[Dataset records]
● ● ●
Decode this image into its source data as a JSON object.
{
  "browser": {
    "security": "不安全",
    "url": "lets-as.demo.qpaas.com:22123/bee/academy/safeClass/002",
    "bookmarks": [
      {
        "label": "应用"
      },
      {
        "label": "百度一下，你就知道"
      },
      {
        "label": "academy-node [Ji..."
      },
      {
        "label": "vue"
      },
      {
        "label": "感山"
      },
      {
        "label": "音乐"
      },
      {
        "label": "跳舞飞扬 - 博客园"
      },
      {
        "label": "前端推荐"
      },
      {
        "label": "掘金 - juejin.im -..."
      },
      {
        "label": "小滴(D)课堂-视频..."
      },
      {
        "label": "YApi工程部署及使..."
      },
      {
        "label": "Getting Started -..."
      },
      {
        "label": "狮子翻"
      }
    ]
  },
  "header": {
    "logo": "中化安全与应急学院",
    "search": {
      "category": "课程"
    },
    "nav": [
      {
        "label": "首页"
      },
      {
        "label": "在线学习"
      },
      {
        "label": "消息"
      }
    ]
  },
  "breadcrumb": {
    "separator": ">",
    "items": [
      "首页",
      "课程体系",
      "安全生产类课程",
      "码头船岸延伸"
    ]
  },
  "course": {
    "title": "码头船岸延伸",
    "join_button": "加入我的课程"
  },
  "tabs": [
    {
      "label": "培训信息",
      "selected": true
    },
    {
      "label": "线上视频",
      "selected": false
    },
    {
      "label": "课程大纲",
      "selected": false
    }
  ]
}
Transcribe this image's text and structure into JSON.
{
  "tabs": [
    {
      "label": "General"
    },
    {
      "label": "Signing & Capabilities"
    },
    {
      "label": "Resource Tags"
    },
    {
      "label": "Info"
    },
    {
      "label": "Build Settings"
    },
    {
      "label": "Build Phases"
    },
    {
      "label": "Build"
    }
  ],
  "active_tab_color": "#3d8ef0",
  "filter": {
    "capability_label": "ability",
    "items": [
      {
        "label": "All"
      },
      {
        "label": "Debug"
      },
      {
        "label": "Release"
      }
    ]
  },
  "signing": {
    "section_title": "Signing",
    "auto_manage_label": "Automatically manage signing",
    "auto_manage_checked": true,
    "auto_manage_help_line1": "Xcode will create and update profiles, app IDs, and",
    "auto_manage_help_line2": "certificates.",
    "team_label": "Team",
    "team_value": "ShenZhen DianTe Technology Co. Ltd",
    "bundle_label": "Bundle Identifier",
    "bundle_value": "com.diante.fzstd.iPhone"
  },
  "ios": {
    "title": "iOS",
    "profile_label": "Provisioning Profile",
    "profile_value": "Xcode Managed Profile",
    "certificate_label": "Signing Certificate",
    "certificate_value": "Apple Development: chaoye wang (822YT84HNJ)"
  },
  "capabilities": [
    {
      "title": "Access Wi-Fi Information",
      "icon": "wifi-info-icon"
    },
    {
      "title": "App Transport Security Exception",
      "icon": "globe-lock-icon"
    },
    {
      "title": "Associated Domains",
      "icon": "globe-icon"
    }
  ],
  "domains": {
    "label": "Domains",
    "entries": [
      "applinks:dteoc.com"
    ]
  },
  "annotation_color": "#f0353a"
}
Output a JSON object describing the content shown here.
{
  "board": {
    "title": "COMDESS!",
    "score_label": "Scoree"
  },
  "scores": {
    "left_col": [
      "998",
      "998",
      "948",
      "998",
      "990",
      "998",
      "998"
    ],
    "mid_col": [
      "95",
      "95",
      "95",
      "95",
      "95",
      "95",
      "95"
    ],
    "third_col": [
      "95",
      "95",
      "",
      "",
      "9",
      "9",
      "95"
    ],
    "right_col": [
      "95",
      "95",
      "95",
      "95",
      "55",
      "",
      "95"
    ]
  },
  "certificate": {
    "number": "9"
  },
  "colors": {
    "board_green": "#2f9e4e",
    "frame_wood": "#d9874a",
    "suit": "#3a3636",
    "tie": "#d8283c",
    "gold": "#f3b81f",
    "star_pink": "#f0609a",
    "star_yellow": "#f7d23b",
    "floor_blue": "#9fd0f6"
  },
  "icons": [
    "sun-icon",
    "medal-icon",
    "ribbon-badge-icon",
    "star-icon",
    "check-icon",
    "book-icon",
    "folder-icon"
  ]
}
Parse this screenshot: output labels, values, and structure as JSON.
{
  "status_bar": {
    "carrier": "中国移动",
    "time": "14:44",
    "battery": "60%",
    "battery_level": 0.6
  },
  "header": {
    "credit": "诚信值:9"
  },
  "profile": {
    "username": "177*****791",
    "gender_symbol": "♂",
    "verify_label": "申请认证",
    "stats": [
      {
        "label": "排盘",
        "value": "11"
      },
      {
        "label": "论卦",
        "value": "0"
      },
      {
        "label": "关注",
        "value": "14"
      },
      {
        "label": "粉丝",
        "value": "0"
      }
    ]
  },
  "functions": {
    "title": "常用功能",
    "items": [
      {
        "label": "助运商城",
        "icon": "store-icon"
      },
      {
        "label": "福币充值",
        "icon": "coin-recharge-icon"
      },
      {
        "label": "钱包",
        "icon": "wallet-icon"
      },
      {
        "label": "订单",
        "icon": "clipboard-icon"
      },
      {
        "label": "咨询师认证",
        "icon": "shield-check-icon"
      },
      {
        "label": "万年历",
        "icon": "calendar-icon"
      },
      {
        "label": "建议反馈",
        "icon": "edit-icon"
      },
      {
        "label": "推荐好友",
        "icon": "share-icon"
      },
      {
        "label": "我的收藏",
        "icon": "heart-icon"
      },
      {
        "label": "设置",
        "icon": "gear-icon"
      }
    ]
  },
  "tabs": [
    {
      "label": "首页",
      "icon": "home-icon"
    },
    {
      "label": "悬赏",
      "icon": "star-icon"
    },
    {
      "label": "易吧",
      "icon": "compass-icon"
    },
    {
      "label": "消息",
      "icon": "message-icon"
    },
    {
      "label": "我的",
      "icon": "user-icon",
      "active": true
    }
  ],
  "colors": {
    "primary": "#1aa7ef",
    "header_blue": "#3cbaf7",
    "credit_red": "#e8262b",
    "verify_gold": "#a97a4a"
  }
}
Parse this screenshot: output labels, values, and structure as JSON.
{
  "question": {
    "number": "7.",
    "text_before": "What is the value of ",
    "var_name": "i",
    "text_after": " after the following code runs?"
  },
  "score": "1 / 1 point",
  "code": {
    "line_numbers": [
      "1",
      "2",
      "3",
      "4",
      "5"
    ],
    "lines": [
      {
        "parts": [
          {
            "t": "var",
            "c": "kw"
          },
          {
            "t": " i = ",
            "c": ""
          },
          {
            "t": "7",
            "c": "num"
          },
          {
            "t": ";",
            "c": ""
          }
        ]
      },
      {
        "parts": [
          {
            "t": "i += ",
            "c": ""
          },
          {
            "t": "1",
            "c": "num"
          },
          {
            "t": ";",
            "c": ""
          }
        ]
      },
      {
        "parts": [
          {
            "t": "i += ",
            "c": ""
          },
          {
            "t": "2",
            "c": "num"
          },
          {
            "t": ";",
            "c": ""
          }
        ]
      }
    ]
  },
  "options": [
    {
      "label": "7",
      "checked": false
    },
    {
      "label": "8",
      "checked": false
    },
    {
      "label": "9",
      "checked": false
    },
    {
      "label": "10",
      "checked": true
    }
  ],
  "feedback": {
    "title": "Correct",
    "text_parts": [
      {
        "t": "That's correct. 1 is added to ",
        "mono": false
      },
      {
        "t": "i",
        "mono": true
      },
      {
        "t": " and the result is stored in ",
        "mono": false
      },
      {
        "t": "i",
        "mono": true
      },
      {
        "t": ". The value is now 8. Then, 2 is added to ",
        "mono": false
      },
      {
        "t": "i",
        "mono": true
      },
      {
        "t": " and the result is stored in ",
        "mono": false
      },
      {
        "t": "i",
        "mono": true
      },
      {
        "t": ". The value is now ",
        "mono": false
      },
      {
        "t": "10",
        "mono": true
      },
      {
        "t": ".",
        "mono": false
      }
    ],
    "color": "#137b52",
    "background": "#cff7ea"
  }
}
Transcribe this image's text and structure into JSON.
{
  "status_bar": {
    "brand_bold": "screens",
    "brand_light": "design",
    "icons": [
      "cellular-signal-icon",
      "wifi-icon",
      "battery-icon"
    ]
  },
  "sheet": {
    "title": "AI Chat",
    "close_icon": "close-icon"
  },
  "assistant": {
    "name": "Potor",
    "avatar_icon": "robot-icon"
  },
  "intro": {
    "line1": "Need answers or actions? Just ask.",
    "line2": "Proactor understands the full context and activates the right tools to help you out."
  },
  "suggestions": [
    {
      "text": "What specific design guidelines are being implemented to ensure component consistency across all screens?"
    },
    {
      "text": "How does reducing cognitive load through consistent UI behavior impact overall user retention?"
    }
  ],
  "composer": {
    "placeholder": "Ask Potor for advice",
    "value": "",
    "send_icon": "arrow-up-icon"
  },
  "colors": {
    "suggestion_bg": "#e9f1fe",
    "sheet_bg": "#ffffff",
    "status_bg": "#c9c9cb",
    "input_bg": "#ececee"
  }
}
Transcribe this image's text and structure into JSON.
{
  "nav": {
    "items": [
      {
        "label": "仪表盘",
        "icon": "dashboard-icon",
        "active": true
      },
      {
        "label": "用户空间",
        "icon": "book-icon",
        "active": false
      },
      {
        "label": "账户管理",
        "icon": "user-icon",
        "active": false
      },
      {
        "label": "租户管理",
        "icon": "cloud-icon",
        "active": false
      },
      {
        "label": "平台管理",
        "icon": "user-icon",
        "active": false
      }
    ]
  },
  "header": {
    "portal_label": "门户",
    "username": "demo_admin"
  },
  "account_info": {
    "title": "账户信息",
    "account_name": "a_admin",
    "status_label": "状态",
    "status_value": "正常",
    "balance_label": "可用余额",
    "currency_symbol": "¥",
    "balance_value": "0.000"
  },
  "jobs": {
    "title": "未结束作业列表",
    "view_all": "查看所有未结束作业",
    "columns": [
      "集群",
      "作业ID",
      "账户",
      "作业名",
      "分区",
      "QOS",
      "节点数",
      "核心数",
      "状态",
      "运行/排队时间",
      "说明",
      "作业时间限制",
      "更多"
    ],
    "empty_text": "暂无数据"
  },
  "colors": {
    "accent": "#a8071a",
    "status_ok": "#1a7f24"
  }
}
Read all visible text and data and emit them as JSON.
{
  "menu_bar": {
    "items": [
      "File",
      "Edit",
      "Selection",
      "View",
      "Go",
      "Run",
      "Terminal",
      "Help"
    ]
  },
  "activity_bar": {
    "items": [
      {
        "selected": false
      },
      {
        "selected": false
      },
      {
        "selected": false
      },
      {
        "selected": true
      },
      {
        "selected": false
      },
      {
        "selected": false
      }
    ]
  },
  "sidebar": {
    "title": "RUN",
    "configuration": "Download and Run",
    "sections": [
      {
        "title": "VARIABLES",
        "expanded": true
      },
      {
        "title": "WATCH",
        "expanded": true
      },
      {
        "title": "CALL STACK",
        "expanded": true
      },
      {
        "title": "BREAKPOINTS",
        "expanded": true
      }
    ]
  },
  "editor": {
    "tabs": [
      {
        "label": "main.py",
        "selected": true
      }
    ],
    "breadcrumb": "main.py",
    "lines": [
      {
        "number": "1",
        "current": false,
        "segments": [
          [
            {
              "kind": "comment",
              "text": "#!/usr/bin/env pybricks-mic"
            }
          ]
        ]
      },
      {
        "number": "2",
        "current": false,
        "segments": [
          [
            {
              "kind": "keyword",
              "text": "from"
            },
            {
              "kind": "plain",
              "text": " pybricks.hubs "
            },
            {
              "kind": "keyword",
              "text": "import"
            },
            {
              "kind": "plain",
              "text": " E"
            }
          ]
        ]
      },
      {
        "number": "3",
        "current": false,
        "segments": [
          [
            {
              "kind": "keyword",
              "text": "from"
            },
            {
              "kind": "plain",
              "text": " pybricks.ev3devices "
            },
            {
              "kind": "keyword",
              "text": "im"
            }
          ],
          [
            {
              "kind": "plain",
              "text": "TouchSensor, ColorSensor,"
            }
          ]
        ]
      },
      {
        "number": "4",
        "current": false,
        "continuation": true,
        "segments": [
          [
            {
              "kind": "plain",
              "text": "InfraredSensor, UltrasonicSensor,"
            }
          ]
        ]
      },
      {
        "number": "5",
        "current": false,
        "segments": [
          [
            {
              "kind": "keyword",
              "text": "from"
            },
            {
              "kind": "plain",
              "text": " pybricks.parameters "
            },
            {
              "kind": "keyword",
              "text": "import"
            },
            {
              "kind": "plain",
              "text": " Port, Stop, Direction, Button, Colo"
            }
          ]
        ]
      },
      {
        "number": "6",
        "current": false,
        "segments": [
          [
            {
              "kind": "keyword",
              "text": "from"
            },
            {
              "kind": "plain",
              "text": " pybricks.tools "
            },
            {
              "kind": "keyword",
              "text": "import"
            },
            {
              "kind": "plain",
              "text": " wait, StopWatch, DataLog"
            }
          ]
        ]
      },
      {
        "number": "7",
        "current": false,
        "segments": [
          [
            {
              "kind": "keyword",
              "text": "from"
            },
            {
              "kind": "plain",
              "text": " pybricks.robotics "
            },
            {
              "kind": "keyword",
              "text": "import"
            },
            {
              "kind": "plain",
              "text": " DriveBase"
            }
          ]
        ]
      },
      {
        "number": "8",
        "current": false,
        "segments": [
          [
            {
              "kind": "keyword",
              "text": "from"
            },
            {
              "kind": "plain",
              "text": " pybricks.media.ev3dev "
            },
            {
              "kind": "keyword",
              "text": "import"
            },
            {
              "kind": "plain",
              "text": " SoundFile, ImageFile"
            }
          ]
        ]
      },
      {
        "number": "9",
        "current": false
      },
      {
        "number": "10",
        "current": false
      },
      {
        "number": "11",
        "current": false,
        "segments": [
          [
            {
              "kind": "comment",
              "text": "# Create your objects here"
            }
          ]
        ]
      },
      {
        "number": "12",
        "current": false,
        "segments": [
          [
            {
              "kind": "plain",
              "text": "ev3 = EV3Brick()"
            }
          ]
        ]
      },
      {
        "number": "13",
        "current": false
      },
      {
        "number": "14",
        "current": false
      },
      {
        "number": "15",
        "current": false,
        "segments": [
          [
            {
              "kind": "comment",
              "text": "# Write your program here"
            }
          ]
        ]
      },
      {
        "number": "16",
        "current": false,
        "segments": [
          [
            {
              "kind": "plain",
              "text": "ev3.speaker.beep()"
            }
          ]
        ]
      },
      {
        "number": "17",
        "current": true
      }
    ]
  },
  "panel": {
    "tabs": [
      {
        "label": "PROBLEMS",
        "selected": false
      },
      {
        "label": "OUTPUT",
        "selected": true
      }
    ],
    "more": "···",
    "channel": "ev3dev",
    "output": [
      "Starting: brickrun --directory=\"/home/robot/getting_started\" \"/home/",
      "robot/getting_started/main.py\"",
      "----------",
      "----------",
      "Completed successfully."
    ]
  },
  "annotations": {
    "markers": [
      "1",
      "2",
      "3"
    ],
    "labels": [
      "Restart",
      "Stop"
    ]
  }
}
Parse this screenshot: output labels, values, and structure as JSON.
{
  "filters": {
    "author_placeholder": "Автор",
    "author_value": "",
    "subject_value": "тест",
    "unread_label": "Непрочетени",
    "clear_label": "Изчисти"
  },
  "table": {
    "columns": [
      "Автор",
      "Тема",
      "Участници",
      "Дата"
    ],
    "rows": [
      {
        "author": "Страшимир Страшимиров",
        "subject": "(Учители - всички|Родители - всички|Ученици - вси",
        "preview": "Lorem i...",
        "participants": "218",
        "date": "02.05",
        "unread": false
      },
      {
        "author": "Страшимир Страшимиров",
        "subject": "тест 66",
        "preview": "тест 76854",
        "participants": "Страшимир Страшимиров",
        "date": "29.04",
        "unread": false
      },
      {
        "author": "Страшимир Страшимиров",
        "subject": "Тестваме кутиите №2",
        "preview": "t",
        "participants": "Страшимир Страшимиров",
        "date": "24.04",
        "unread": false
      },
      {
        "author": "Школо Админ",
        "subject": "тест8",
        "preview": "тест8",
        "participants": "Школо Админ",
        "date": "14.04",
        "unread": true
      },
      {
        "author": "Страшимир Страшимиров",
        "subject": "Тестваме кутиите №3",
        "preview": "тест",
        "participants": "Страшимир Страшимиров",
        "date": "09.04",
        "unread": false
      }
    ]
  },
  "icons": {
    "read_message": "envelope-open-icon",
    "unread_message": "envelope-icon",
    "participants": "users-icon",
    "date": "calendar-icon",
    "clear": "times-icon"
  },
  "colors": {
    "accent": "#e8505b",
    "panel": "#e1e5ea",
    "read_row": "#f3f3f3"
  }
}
● ● ●
### DIRECTIONS FOR THIS TASK
Pick out the lines above that hold the string "here" and show them.

### CORRECT ANSWER
Output a JSON object describing the content shown here.
              "text": "# Create your objects here"
              "text": "# Write your program here"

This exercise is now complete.